Stored records

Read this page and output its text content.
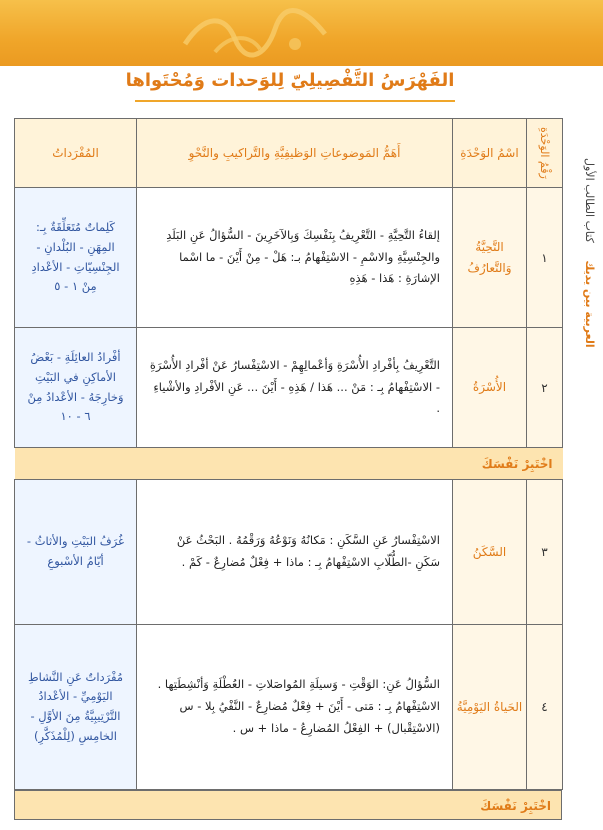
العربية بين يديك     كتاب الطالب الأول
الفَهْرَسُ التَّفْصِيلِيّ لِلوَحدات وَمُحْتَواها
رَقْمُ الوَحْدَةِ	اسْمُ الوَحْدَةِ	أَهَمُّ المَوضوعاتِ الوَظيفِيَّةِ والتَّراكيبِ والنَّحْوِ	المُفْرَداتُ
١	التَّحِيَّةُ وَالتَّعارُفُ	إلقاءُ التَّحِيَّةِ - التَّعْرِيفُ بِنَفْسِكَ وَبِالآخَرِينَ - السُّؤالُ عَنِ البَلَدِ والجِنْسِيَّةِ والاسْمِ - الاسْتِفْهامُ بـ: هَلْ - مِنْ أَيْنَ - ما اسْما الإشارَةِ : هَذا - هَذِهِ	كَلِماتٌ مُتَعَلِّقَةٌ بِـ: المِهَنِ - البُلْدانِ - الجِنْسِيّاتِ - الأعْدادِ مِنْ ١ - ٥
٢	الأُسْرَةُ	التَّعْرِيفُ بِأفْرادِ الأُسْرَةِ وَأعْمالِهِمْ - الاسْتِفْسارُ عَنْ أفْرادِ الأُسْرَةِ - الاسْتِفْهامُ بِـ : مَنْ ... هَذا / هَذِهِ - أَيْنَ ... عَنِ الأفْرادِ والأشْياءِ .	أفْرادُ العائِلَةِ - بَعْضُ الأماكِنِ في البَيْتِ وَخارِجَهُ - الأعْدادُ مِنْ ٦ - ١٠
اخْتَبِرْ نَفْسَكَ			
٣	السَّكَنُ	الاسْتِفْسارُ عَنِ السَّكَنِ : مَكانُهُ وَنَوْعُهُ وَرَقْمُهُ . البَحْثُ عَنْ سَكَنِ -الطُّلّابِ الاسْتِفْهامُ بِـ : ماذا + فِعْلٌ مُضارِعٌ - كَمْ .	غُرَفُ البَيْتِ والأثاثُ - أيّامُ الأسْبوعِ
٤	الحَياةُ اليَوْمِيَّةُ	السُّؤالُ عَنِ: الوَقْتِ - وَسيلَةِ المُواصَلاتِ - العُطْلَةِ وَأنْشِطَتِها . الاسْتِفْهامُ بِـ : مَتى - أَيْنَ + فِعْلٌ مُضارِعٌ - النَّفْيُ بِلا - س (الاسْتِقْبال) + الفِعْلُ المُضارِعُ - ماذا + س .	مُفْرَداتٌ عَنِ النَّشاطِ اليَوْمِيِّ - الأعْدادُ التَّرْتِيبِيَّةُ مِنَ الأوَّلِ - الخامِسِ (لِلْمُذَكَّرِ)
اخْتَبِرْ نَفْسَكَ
==
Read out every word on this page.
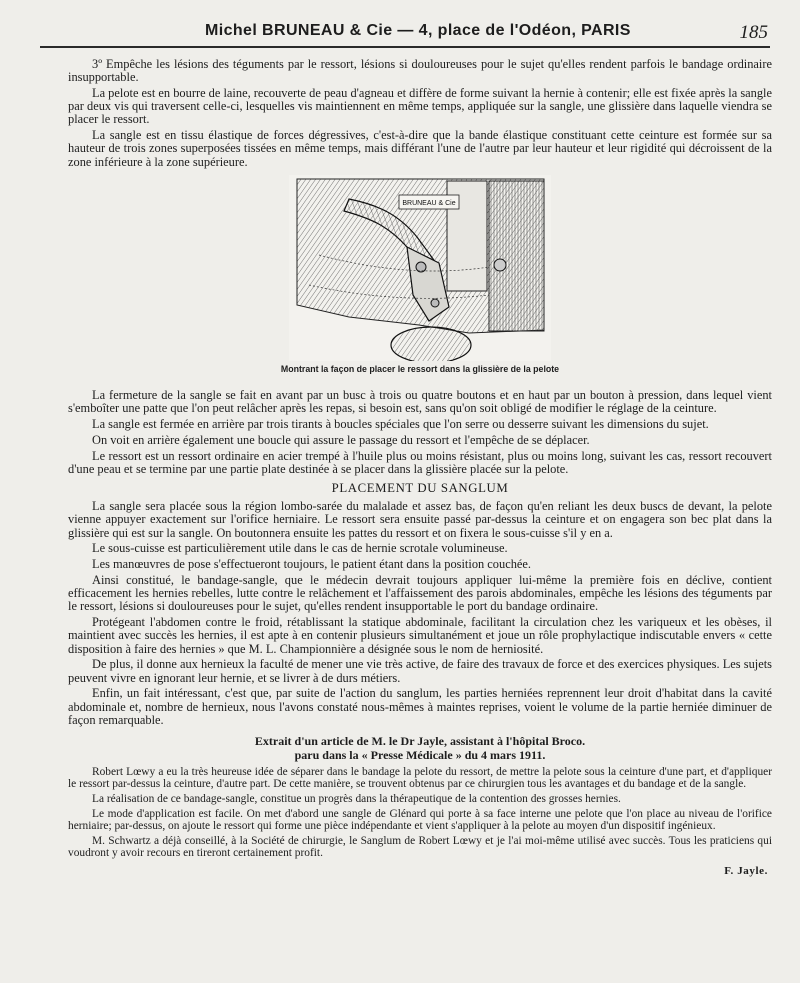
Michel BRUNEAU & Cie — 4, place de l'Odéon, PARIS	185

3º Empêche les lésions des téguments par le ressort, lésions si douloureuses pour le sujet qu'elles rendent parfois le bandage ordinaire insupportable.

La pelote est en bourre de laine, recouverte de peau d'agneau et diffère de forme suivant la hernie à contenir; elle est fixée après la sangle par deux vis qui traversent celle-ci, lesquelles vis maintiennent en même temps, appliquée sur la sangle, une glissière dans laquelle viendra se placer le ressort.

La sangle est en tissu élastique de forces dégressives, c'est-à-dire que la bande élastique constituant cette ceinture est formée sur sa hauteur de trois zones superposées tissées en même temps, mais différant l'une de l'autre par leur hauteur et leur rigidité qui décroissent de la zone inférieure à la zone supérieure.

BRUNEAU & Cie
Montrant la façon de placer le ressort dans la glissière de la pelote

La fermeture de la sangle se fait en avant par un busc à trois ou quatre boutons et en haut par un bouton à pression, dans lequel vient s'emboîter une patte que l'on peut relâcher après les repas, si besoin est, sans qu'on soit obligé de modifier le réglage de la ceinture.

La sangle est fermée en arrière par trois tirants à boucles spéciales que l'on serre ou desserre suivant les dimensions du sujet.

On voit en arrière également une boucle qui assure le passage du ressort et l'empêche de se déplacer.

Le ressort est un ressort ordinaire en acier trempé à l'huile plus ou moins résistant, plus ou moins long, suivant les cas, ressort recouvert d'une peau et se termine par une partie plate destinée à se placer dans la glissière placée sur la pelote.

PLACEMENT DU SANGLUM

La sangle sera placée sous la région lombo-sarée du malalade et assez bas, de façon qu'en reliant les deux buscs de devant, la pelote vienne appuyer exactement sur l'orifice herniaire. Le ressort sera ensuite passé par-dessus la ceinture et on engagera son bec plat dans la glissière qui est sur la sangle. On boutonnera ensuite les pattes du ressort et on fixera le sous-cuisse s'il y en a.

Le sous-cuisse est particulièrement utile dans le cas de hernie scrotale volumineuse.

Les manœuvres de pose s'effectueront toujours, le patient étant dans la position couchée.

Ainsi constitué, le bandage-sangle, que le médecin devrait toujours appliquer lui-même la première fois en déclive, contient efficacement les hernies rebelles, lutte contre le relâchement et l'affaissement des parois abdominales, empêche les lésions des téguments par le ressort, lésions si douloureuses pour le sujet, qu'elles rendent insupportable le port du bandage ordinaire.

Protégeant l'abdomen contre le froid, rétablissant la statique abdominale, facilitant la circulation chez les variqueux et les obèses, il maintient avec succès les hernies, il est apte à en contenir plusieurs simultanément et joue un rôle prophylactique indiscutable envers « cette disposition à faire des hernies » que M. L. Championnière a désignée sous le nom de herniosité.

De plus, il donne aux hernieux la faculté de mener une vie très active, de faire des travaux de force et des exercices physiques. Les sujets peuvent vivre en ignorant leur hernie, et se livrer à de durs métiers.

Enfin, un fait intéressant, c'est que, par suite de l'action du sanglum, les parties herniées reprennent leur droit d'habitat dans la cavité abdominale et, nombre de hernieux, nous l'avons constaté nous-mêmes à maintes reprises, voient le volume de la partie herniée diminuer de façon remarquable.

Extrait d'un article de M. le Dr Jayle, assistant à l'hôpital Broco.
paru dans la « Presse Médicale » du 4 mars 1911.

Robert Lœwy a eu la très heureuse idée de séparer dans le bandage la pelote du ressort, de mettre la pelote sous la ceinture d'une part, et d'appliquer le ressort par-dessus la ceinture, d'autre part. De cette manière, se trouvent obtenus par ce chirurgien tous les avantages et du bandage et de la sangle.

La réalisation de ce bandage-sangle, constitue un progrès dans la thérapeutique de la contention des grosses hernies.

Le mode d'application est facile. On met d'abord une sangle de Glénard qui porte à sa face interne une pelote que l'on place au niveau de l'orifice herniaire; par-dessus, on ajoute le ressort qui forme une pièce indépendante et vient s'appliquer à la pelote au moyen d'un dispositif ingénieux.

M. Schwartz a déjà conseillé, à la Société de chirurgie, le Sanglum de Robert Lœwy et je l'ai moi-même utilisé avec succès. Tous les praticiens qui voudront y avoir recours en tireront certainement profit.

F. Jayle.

#### PROBLEM DETAILS
Show the lines where the word "Read" appears in the entries.

#### CORRECT RESPONSE
Read this page and output its text content.
Read out every word on this page.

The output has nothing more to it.